REQUIRED WORK: Below are some records. Pull every line that contains the word "color".

#### INPUT MATERIAL ####

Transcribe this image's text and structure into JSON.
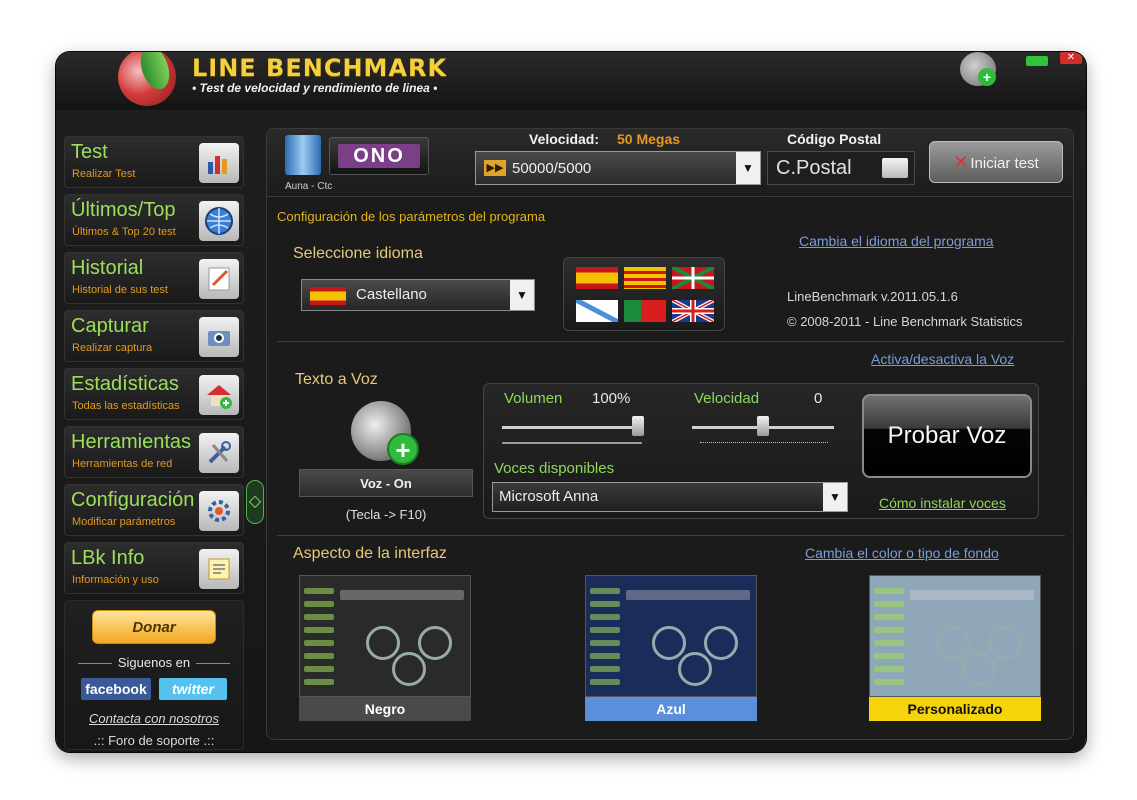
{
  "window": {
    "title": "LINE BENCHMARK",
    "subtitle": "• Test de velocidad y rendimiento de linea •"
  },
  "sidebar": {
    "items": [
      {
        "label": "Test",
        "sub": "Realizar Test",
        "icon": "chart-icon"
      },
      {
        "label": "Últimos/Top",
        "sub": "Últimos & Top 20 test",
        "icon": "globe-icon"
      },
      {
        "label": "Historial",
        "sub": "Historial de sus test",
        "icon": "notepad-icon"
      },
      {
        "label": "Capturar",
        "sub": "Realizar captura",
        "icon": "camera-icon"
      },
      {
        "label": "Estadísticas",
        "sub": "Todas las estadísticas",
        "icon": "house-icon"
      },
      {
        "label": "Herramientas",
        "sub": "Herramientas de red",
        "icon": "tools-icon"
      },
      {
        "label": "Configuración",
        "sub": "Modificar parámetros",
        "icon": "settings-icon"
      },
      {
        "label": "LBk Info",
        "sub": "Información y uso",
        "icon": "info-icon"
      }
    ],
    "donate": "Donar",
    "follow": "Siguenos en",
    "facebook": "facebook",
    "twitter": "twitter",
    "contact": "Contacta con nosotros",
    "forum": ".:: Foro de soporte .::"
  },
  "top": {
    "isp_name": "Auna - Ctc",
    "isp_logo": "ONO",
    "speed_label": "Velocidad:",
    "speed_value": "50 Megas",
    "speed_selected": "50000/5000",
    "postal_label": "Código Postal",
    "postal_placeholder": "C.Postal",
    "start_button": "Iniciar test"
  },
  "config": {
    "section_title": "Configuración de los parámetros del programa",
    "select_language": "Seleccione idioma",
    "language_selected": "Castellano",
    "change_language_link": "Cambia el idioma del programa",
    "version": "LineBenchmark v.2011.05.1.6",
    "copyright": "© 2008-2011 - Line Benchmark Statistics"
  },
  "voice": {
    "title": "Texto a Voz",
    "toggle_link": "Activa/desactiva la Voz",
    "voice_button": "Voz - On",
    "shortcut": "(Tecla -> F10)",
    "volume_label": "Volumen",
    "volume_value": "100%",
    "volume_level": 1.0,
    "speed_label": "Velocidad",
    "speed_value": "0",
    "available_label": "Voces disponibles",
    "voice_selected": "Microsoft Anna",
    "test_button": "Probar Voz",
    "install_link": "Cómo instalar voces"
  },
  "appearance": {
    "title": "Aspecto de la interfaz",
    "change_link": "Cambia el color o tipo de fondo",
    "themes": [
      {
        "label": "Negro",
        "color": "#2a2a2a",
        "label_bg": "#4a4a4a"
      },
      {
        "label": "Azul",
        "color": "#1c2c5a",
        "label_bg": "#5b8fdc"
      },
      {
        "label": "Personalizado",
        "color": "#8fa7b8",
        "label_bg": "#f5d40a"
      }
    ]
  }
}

####

WRITTEN RESPONSE:
    "change_link": "Cambia el color o tipo de fondo",
        "color": "#2a2a2a",
        "color": "#1c2c5a",
        "color": "#8fa7b8",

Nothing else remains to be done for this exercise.